◆ INSTRUCTION
Can you transcribe every line exactly and leave the pictures behind?
** Start **
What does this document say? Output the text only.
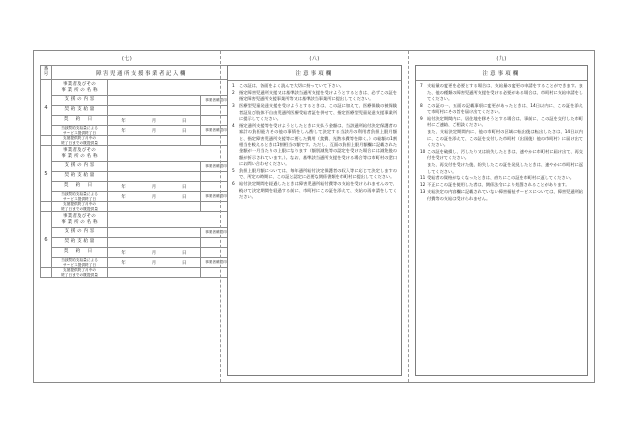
(七)
番
号	障害児通所支援事業者記入欄		
4	事業者及びその
事 業 所 の 名 称		
	支 援 の 内 容		事業者確認印
	契 約 支 給 量		
	契 約 日	年 月 日	
	当該契約支給量による
サービス提供終了日	年 月 日	事業者確認印
	支援提供終了月中の
終了日までの既提供量		
5	事業者及びその
事 業 所 の 名 称		
	支 援 の 内 容		事業者確認印
	契 約 支 給 量		
	契 約 日	年 月 日	
	当該契約支給量による
サービス提供終了日	年 月 日	事業者確認印
	支援提供終了月中の
終了日までの既提供量		
6	事業者及びその
事 業 所 の 名 称		
	支 援 の 内 容		事業者確認印
	契 約 支 給 量		
	契 約 日	年 月 日	
	当該契約支給量による
サービス提供終了日	年 月 日	事業者確認印
	支援提供終了月中の
終了日までの既提供量		
(八)
注意事項欄
1	この証は、各面をよく読んで大切に持っていて下さい。
2	指定障害児通所支援又は基準該当通所支援を受けようとするときは、必ずこの証を指定障害児通所支援事業所等又は基準該当事業所に提出してください。
3	医療型児童発達支援を受けようとするときは、この証に加えて、医療保険の被保険者証及び肢体不自由児通所医療受給者証を併せて、指定医療型児童発達支援事業所に提示してください。
4	指定通所支援等を受けようとしたときに支払う金額は、当該通所給付決定保護者の家計の負担能力その他の事情をしん酌して決定する当該月の利用者負担上限月額と、指定障害児通所支援等に要した費用（食費、光熱水費等を除く。）の総額の1割相当を較えるときは1割相当の額です。ただし、互面の負担上限月額欄に記載された金額が一月当たりの上限になります（額別減免等の認定を受けた場合には減免後の額が折示されています。）。なお、基準該当通所支援を受ける場合等は市町村の窓口にお問い合わせください。
5	負担上限月額については、毎年通所給付決定保護者の収入等に応じて決定しますので、所定の時期に、この証と認定に必要な関係書類を市町村に提出してください。
6	給付決定期間を経過したときは障害児通所給付費等の支給を受けられませんので、続けて決定期間を経過する前に、市町村にこの証を添えて、支給の再申請をしてください。
(九)
注意事項欄
7	支給量の変更を必要とする場合は、支給量の変更の申請をすることができます。また、他の種類の障害児通所支援を受ける必要がある場合は、市町村に支給申請をしてください。
8	この証の一、五面の記載事項に変更があったときは、14日以内に、この証を添えて市町村にその旨を届け出てください。
9	給付決定期間内に、居住地を移そうとする場合は、事前に、この証を交付した市町村にご連絡、ご相談ください。
また、支給決定期間内に、他の市町村の区域に転出後は転出したさは、14日以内に、この証を添えて、この証を交付した市町村（出国後）他の市町村）に届け出てください。
10 この証を破損し、汚したり又は紛失したときは、速やかに市町村に届け出て、再交付を受けてください。
また、再交付を受けた後、紛失したこの証を発見したときは、速やかに市町村に返してください。
11 受給者の資格がなくなったときは、直ちにこの証を市町村に返してください。
12 不正にこの証を使用した者は、関係法令により処罰されることがあります。
13 支給決定の内容欄に記載されていない障害福祉サービスについては、障害児通所給付費等の支給は受けられません。
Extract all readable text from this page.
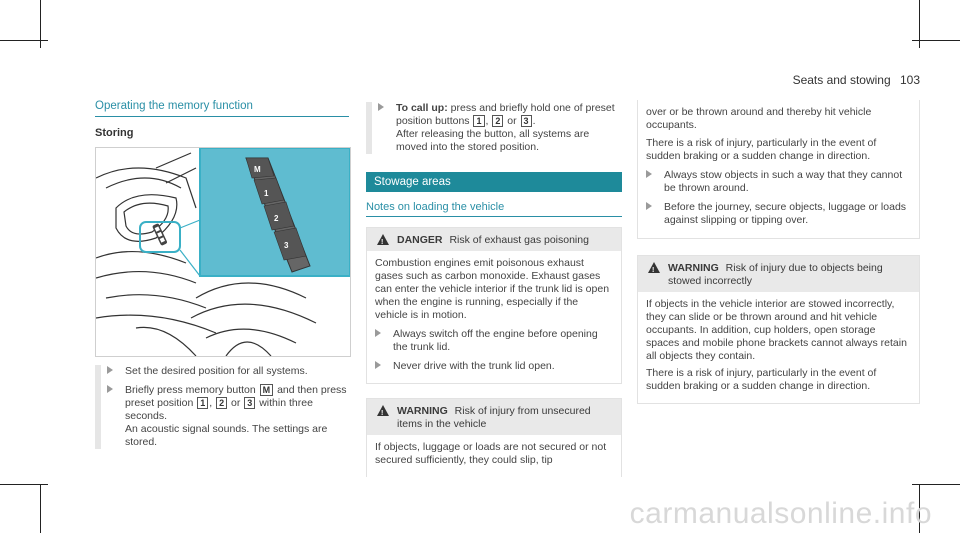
Seats and stowing 103
Operating the memory function
Storing
M
1
2
3

Set the desired position for all systems.

Briefly press memory button M and then press preset position 1 , 2 or 3 within three seconds.
An acoustic signal sounds. The settings are stored.

To call up: press and briefly hold one of preset position buttons 1 , 2 or 3 .
After releasing the button, all systems are moved into the stored position.

Stowage areas
Notes on loading the vehicle
!
DANGER Risk of exhaust gas poisoning

Combustion engines emit poisonous exhaust gases such as carbon monoxide. Exhaust gases can enter the vehicle interior if the trunk lid is open when the engine is running, especially if the vehicle is in motion.

Always switch off the engine before opening the trunk lid.

Never drive with the trunk lid open.

!
WARNING Risk of injury from unsecured items in the vehicle

If objects, luggage or loads are not secured or not secured sufficiently, they could slip, tip

over or be thrown around and thereby hit vehicle occupants.

There is a risk of injury, particularly in the event of sudden braking or a sudden change in direction.

Always stow objects in such a way that they cannot be thrown around.

Before the journey, secure objects, luggage or loads against slipping or tipping over.

!
WARNING Risk of injury due to objects being stowed incorrectly

If objects in the vehicle interior are stowed incorrectly, they can slide or be thrown around and hit vehicle occupants. In addition, cup holders, open storage spaces and mobile phone brackets cannot always retain all objects they contain.

There is a risk of injury, particularly in the event of sudden braking or a sudden change in direction.

carmanualsonline.info
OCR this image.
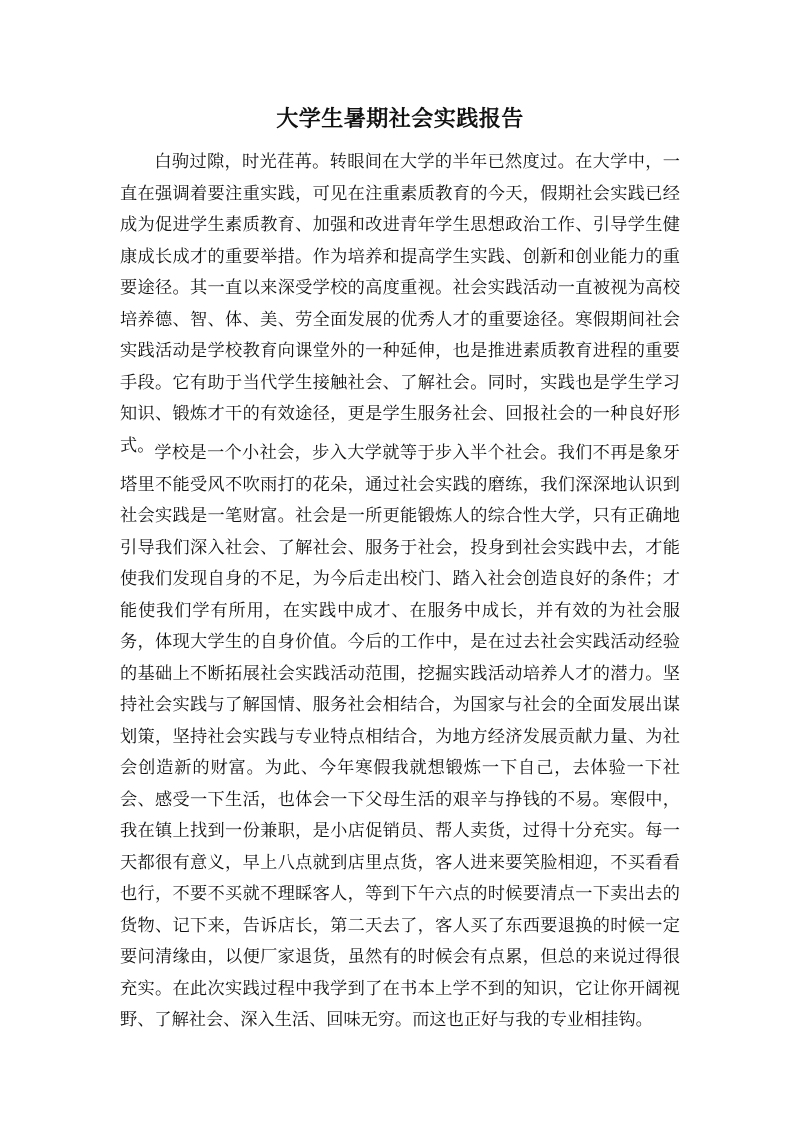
大学生暑期社会实践报告

白驹过隙，时光荏苒。转眼间在大学的半年已然度过。在大学中，一直在强调着要注重实践，可见在注重素质教育的今天，假期社会实践已经成为促进学生素质教育、加强和改进青年学生思想政治工作、引导学生健康成长成才的重要举措。作为培养和提高学生实践、创新和创业能力的重要途径。其一直以来深受学校的高度重视。社会实践活动一直被视为高校培养德、智、体、美、劳全面发展的优秀人才的重要途径。寒假期间社会实践活动是学校教育向课堂外的一种延伸，也是推进素质教育进程的重要手段。它有助于当代学生接触社会、了解社会。同时，实践也是学生学习知识、锻炼才干的有效途径，更是学生服务社会、回报社会的一种良好形式。 学校是一个小社会，步入大学就等于步入半个社会。我们不再是象牙塔里不能受风不吹雨打的花朵，通过社会实践的磨练，我们深深地认识到社会实践是一笔财富。社会是一所更能锻炼人的综合性大学，只有正确地引导我们深入社会、了解社会、服务于社会，投身到社会实践中去，才能使我们发现自身的不足，为今后走出校门、踏入社会创造良好的条件；才能使我们学有所用，在实践中成才、在服务中成长，并有效的为社会服务，体现大学生的自身价值。今后的工作中，是在过去社会实践活动经验的基础上不断拓展社会实践活动范围，挖掘实践活动培养人才的潜力。坚持社会实践与了解国情、服务社会相结合，为国家与社会的全面发展出谋划策，坚持社会实践与专业特点相结合，为地方经济发展贡献力量、为社会创造新的财富。为此、今年寒假我就想锻炼一下自己，去体验一下社会、感受一下生活，也体会一下父母生活的艰辛与挣钱的不易。寒假中，我在镇上找到一份兼职，是小店促销员、帮人卖货，过得十分充实。每一天都很有意义，早上八点就到店里点货，客人进来要笑脸相迎，不买看看也行，不要不买就不理睬客人，等到下午六点的时候要清点一下卖出去的货物、记下来，告诉店长，第二天去了，客人买了东西要退换的时候一定要问清缘由，以便厂家退货，虽然有的时候会有点累，但总的来说过得很充实。在此次实践过程中我学到了在书本上学不到的知识，它让你开阔视野、了解社会、深入生活、回味无穷。而这也正好与我的专业相挂钩。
** End **
◆ ANSWER TO THIS EXERCISE
What does this document say? Output the text only.
(七)
番
号	障害児通所支援事業者記入欄		
4	事業者及びその
事 業 所 の 名 称		
	支 援 の 内 容		事業者確認印
	契 約 支 給 量		
	契 約 日	年 月 日	
	当該契約支給量による
サービス提供終了日	年 月 日	事業者確認印
	支援提供終了月中の
終了日までの既提供量		
5	事業者及びその
事 業 所 の 名 称		
	支 援 の 内 容		事業者確認印
	契 約 支 給 量		
	契 約 日	年 月 日	
	当該契約支給量による
サービス提供終了日	年 月 日	事業者確認印
	支援提供終了月中の
終了日までの既提供量		
6	事業者及びその
事 業 所 の 名 称		
	支 援 の 内 容		事業者確認印
	契 約 支 給 量		
	契 約 日	年 月 日	
	当該契約支給量による
サービス提供終了日	年 月 日	事業者確認印
	支援提供終了月中の
終了日までの既提供量		
(八)
注意事項欄
1	この証は、各面をよく読んで大切に持っていて下さい。
2	指定障害児通所支援又は基準該当通所支援を受けようとするときは、必ずこの証を指定障害児通所支援事業所等又は基準該当事業所に提出してください。
3	医療型児童発達支援を受けようとするときは、この証に加えて、医療保険の被保険者証及び肢体不自由児通所医療受給者証を併せて、指定医療型児童発達支援事業所に提示してください。
4	指定通所支援等を受けようとしたときに支払う金額は、当該通所給付決定保護者の家計の負担能力その他の事情をしん酌して決定する当該月の利用者負担上限月額と、指定障害児通所支援等に要した費用（食費、光熱水費等を除く。）の総額の1割相当を較えるときは1割相当の額です。ただし、互面の負担上限月額欄に記載された金額が一月当たりの上限になります（額別減免等の認定を受けた場合には減免後の額が折示されています。）。なお、基準該当通所支援を受ける場合等は市町村の窓口にお問い合わせください。
5	負担上限月額については、毎年通所給付決定保護者の収入等に応じて決定しますので、所定の時期に、この証と認定に必要な関係書類を市町村に提出してください。
6	給付決定期間を経過したときは障害児通所給付費等の支給を受けられませんので、続けて決定期間を経過する前に、市町村にこの証を添えて、支給の再申請をしてください。
(九)
注意事項欄
7	支給量の変更を必要とする場合は、支給量の変更の申請をすることができます。また、他の種類の障害児通所支援を受ける必要がある場合は、市町村に支給申請をしてください。
8	この証の一、五面の記載事項に変更があったときは、14日以内に、この証を添えて市町村にその旨を届け出てください。
9	給付決定期間内に、居住地を移そうとする場合は、事前に、この証を交付した市町村にご連絡、ご相談ください。
また、支給決定期間内に、他の市町村の区域に転出後は転出したさは、14日以内に、この証を添えて、この証を交付した市町村（出国後）他の市町村）に届け出てください。
10 この証を破損し、汚したり又は紛失したときは、速やかに市町村に届け出て、再交付を受けてください。
また、再交付を受けた後、紛失したこの証を発見したときは、速やかに市町村に返してください。
11 受給者の資格がなくなったときは、直ちにこの証を市町村に返してください。
12 不正にこの証を使用した者は、関係法令により処罰されることがあります。
13 支給決定の内容欄に記載されていない障害福祉サービスについては、障害児通所給付費等の支給は受けられません。
Extract all readable text from this page.
Seats and stowing 103
Operating the memory function
Storing
M
1
2
3

Set the desired position for all systems.

Briefly press memory button M and then press preset position 1 , 2 or 3 within three seconds.
An acoustic signal sounds. The settings are stored.

To call up: press and briefly hold one of preset position buttons 1 , 2 or 3 .
After releasing the button, all systems are moved into the stored position.

Stowage areas
Notes on loading the vehicle
!
DANGER Risk of exhaust gas poisoning

Combustion engines emit poisonous exhaust gases such as carbon monoxide. Exhaust gases can enter the vehicle interior if the trunk lid is open when the engine is running, especially if the vehicle is in motion.

Always switch off the engine before opening the trunk lid.

Never drive with the trunk lid open.

!
WARNING Risk of injury from unsecured items in the vehicle

If objects, luggage or loads are not secured or not secured sufficiently, they could slip, tip

over or be thrown around and thereby hit vehicle occupants.

There is a risk of injury, particularly in the event of sudden braking or a sudden change in direction.

Always stow objects in such a way that they cannot be thrown around.

Before the journey, secure objects, luggage or loads against slipping or tipping over.

!
WARNING Risk of injury due to objects being stowed incorrectly

If objects in the vehicle interior are stowed incorrectly, they can slide or be thrown around and hit vehicle occupants. In addition, cup holders, open storage spaces and mobile phone brackets cannot always retain all objects they contain.

There is a risk of injury, particularly in the event of sudden braking or a sudden change in direction.

carmanualsonline.info
OCR this image.
大学生暑期社会实践报告

白驹过隙，时光荏苒。转眼间在大学的半年已然度过。在大学中，一直在强调着要注重实践，可见在注重素质教育的今天，假期社会实践已经成为促进学生素质教育、加强和改进青年学生思想政治工作、引导学生健康成长成才的重要举措。作为培养和提高学生实践、创新和创业能力的重要途径。其一直以来深受学校的高度重视。社会实践活动一直被视为高校培养德、智、体、美、劳全面发展的优秀人才的重要途径。寒假期间社会实践活动是学校教育向课堂外的一种延伸，也是推进素质教育进程的重要手段。它有助于当代学生接触社会、了解社会。同时，实践也是学生学习知识、锻炼才干的有效途径，更是学生服务社会、回报社会的一种良好形式。 学校是一个小社会，步入大学就等于步入半个社会。我们不再是象牙塔里不能受风不吹雨打的花朵，通过社会实践的磨练，我们深深地认识到社会实践是一笔财富。社会是一所更能锻炼人的综合性大学，只有正确地引导我们深入社会、了解社会、服务于社会，投身到社会实践中去，才能使我们发现自身的不足，为今后走出校门、踏入社会创造良好的条件；才能使我们学有所用，在实践中成才、在服务中成长，并有效的为社会服务，体现大学生的自身价值。今后的工作中，是在过去社会实践活动经验的基础上不断拓展社会实践活动范围，挖掘实践活动培养人才的潜力。坚持社会实践与了解国情、服务社会相结合，为国家与社会的全面发展出谋划策，坚持社会实践与专业特点相结合，为地方经济发展贡献力量、为社会创造新的财富。为此、今年寒假我就想锻炼一下自己，去体验一下社会、感受一下生活，也体会一下父母生活的艰辛与挣钱的不易。寒假中，我在镇上找到一份兼职，是小店促销员、帮人卖货，过得十分充实。每一天都很有意义，早上八点就到店里点货，客人进来要笑脸相迎，不买看看也行，不要不买就不理睬客人，等到下午六点的时候要清点一下卖出去的货物、记下来，告诉店长，第二天去了，客人买了东西要退换的时候一定要问清缘由，以便厂家退货，虽然有的时候会有点累，但总的来说过得很充实。在此次实践过程中我学到了在书本上学不到的知识，它让你开阔视野、了解社会、深入生活、回味无穷。而这也正好与我的专业相挂钩。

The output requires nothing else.